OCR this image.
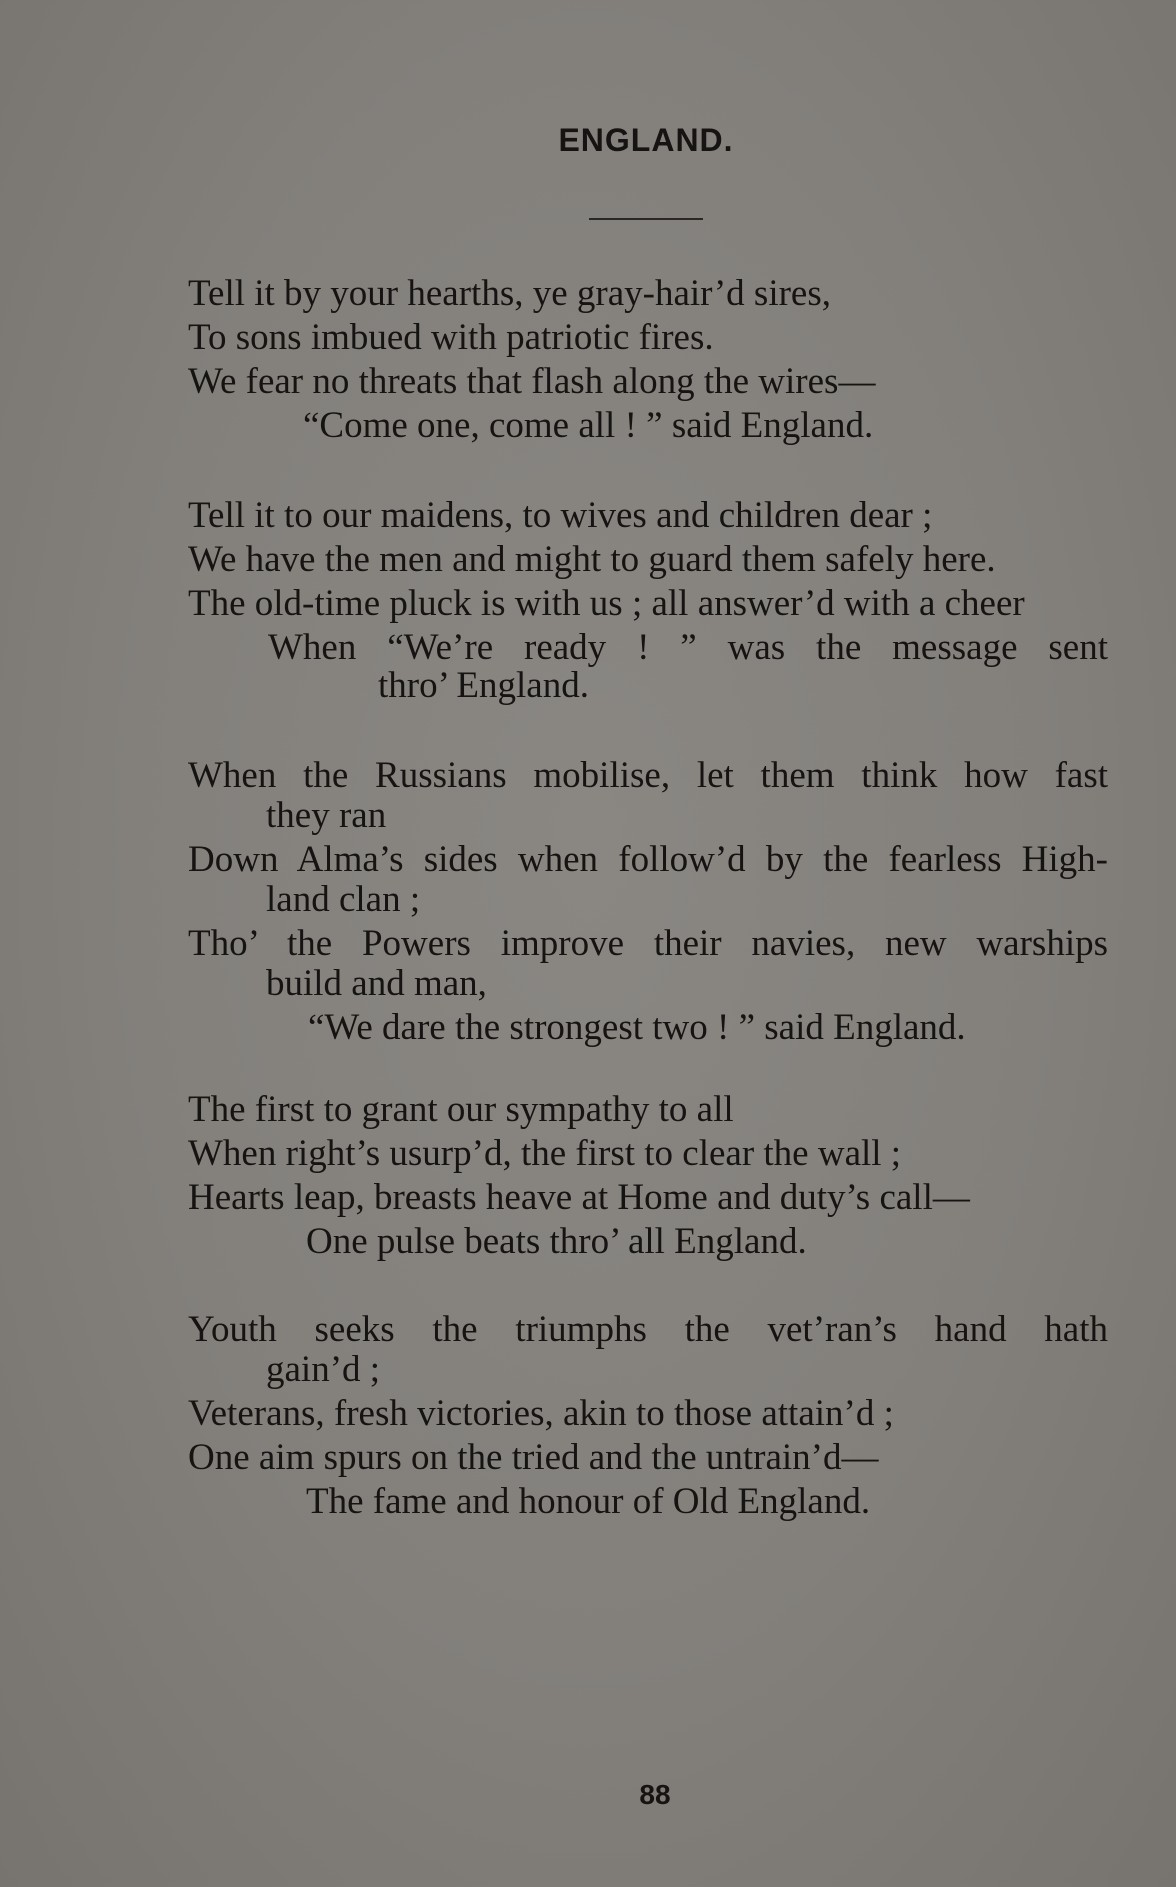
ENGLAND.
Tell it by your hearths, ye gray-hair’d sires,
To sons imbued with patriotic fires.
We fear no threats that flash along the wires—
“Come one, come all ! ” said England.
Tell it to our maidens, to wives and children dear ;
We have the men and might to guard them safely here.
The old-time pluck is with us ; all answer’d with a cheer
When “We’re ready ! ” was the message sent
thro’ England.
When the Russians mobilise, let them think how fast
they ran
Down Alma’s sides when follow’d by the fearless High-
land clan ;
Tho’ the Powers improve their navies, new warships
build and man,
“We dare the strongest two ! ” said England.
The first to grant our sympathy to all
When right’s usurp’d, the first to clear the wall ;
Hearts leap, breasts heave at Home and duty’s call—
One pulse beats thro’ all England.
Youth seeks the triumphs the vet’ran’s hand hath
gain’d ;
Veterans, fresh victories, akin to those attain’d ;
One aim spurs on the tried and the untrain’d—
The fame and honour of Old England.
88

····················

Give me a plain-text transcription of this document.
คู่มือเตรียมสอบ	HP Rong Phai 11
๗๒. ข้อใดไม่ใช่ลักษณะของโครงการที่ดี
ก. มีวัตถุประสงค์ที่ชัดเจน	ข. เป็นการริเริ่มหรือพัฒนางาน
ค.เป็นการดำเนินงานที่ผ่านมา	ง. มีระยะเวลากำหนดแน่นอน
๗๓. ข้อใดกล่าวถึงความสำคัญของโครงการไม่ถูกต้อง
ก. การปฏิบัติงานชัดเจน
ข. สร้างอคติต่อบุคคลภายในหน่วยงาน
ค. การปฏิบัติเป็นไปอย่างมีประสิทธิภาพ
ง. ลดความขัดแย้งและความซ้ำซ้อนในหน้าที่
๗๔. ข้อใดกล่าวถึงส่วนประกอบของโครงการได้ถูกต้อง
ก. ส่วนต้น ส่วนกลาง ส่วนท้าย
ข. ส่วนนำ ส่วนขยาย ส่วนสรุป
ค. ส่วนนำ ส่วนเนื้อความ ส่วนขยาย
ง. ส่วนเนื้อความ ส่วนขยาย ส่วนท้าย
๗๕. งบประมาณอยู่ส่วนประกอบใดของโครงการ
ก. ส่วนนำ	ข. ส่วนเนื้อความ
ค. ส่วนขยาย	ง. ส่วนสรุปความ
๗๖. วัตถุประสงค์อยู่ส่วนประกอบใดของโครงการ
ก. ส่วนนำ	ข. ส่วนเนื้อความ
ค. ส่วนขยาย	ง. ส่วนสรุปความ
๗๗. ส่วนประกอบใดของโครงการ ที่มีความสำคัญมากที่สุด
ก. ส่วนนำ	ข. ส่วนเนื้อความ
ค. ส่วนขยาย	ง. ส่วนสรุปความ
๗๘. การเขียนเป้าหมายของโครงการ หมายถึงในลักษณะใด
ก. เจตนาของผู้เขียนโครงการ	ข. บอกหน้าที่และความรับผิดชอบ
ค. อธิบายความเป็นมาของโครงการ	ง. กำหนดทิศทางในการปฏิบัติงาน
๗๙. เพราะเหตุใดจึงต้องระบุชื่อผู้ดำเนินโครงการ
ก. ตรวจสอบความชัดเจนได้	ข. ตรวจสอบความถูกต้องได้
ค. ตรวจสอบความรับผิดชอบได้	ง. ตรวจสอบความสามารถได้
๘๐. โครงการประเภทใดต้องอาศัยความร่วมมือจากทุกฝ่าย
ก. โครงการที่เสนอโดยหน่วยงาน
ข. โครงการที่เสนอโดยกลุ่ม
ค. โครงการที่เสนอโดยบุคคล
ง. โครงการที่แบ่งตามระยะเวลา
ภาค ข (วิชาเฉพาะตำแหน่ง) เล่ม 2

····················

▶ _DIRECTIONS FOR THIS TASK_:
Copy every line of the entries above in which "thro" occurs.

▶ _WRITTEN SOLUTION_:
thro’ England.
One pulse beats thro’ all England.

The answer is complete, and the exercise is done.